Stored data:
begin
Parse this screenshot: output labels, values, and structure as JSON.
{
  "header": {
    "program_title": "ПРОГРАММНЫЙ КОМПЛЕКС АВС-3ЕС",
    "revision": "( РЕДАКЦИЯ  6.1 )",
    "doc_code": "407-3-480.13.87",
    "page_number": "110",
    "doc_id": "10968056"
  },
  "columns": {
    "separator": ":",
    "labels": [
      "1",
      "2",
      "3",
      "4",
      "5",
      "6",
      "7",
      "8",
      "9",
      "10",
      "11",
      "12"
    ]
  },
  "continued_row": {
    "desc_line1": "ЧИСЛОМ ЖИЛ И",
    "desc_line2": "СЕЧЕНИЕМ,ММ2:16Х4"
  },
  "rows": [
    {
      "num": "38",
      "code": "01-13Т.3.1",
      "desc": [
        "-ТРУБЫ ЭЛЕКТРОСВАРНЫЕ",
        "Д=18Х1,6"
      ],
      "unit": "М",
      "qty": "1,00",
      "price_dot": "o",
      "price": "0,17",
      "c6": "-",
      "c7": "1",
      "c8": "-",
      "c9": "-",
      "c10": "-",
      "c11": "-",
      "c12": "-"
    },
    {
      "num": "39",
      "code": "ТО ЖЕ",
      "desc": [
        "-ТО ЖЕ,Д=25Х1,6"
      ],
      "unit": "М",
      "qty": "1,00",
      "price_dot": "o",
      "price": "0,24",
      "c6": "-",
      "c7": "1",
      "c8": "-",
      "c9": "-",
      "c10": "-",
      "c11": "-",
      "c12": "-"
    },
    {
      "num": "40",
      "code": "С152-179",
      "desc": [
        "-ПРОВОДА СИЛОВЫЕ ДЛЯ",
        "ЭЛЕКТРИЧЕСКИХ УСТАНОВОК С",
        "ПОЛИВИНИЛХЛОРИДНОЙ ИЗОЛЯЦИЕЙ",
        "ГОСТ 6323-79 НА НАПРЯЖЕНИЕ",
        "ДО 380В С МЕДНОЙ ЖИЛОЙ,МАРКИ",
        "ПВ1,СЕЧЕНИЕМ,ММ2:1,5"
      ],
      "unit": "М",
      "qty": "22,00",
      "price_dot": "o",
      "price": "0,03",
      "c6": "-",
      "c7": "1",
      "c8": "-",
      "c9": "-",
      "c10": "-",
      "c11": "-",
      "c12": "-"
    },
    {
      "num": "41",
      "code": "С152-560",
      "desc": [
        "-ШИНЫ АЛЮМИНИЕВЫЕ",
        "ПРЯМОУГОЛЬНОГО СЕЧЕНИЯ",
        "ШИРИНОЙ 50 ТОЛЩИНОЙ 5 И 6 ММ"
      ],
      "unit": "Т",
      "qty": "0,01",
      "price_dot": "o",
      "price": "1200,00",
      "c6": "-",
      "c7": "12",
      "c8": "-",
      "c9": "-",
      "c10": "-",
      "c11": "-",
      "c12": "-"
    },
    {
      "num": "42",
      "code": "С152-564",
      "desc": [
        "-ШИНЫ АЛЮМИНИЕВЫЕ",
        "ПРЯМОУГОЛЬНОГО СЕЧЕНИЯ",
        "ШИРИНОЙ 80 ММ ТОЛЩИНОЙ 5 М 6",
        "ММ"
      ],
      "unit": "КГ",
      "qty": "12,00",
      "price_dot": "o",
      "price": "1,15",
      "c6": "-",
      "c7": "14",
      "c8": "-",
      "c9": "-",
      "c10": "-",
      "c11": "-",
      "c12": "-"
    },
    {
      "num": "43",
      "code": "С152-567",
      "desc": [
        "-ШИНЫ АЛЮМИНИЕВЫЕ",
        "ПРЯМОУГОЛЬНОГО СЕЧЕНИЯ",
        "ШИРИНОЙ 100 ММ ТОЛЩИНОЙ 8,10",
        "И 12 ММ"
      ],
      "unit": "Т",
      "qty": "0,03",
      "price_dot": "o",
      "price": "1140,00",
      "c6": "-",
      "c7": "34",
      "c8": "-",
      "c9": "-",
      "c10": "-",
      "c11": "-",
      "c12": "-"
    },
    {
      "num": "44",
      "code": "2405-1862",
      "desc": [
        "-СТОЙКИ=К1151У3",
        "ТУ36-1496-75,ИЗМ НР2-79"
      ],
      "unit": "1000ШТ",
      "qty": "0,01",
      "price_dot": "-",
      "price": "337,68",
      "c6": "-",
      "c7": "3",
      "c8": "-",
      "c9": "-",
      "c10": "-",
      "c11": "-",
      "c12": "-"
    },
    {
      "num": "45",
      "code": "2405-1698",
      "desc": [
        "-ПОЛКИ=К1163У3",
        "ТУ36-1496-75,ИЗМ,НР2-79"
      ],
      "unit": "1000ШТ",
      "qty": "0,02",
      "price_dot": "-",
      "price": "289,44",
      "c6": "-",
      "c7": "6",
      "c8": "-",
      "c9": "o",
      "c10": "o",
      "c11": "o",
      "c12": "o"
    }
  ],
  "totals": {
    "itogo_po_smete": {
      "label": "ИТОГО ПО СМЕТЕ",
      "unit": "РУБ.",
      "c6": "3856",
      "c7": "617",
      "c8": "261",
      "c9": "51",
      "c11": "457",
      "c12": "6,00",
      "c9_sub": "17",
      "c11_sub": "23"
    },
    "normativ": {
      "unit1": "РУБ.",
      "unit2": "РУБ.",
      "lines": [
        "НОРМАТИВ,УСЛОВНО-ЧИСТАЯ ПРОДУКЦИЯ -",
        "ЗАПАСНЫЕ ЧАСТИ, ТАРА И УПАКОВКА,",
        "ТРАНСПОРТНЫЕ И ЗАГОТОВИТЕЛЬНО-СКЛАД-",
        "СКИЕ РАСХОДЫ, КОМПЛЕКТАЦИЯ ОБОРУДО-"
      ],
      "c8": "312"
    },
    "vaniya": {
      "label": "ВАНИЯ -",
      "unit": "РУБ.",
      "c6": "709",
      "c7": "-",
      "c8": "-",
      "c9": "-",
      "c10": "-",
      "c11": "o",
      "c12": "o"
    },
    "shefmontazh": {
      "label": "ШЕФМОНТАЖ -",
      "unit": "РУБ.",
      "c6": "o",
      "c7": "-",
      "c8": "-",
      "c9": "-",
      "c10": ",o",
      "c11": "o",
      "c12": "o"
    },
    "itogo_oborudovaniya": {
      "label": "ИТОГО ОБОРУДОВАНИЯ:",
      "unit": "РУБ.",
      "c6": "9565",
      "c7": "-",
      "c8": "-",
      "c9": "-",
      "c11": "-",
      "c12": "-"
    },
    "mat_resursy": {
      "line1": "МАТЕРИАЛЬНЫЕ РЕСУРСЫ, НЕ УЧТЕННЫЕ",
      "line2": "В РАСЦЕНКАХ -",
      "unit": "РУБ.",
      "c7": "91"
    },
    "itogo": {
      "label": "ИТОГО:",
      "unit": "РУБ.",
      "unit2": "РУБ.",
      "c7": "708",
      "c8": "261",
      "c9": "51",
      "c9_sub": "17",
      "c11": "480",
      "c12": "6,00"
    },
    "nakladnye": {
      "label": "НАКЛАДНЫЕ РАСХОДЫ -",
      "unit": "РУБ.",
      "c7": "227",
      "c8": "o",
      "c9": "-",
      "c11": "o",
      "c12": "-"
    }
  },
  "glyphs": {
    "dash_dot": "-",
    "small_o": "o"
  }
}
end
begin
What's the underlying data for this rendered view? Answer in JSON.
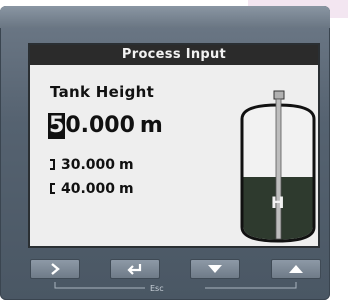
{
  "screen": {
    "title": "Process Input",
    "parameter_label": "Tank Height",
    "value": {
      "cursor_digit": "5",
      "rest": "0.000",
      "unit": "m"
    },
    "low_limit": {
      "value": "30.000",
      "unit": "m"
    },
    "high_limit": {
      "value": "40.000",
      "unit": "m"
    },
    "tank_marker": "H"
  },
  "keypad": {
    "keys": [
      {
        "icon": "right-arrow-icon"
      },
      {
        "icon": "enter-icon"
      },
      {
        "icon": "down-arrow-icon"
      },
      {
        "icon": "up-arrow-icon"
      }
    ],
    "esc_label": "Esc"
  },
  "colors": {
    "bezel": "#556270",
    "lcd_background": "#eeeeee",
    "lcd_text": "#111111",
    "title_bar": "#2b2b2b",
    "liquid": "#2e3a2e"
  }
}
end
begin
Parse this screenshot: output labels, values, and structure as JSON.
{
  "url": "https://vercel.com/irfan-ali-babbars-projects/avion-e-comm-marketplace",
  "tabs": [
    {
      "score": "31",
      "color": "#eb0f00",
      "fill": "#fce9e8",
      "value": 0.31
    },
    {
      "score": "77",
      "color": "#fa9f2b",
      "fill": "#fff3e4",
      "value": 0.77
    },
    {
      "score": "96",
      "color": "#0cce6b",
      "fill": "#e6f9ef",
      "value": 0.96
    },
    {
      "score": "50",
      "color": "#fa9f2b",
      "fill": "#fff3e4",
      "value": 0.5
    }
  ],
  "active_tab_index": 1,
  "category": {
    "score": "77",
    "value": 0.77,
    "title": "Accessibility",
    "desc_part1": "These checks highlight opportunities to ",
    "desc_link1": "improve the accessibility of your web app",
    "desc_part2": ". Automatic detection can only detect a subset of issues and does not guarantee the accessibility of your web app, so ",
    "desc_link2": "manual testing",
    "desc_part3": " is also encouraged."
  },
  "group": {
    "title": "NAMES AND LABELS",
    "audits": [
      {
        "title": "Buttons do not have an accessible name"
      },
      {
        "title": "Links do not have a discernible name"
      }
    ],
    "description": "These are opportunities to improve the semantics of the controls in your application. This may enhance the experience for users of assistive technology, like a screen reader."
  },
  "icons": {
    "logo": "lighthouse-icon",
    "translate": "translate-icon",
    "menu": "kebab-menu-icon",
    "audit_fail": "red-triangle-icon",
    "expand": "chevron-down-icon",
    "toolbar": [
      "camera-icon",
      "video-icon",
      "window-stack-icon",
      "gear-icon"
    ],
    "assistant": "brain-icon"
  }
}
end
The exercise:
Search the entries for the word "arrow" and pick out every line that holds it.

Response for this exercise:
        "icon": "right-arrow-icon"
        "icon": "down-arrow-icon"
        "icon": "up-arrow-icon"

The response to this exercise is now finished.